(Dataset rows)
++++++
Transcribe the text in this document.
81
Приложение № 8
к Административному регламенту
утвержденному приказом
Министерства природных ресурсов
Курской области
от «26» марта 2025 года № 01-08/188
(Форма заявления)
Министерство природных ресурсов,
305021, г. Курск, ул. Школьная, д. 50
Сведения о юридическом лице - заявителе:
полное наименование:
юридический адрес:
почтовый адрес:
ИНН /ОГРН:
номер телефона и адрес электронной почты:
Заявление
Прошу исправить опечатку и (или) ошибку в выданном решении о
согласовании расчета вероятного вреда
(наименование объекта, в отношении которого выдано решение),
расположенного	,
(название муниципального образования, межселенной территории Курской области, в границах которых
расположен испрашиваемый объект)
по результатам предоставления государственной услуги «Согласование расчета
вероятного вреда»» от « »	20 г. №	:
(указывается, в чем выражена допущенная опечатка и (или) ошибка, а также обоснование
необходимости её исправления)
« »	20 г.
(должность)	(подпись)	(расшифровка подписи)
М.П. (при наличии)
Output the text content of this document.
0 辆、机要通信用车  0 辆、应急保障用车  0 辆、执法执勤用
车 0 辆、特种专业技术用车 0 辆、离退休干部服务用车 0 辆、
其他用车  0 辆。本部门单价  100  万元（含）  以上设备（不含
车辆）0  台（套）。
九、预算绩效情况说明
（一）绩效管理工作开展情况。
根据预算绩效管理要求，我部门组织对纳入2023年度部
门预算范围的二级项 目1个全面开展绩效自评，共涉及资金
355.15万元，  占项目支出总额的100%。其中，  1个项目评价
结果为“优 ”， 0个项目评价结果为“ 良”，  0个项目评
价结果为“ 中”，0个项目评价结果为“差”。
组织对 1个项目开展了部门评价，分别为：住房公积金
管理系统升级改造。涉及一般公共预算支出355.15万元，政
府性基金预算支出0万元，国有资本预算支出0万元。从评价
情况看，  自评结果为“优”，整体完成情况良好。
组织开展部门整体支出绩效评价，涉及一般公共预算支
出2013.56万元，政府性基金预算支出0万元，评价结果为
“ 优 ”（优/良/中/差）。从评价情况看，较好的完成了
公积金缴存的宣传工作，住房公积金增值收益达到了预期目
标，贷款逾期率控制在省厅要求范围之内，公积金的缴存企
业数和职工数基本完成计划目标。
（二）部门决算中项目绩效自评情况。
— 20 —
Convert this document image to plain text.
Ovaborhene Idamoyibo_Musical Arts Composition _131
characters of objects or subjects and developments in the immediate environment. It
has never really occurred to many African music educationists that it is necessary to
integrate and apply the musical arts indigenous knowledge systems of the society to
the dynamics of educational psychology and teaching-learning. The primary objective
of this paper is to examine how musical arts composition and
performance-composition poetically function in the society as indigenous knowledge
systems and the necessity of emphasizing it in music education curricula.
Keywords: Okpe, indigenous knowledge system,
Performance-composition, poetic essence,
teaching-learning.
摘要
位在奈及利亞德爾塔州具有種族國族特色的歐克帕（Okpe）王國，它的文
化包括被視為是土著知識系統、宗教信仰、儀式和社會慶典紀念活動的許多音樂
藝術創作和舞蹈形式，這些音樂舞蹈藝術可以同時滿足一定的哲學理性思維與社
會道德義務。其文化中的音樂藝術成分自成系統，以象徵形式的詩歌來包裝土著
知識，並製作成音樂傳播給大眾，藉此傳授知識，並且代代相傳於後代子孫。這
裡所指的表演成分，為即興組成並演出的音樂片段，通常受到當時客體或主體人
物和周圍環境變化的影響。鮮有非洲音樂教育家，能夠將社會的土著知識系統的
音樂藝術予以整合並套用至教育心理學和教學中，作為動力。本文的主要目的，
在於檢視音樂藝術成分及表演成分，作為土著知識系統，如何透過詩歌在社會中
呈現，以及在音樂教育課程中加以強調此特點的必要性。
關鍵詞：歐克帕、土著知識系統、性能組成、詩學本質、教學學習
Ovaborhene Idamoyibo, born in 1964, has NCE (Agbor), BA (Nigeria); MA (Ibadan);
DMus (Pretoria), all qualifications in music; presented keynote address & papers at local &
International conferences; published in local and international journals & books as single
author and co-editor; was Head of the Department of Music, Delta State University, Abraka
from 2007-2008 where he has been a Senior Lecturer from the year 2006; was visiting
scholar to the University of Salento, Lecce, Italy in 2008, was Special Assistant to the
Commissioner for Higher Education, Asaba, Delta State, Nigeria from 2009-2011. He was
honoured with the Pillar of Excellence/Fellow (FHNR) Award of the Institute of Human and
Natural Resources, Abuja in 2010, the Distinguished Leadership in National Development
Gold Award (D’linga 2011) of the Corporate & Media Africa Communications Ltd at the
++++++
→ Task statement
In the listing, find each line with the string "teaching" and copy it.

→ The solution
the dynamics of educational psychology and teaching-learning. The primary objective
teaching-learning.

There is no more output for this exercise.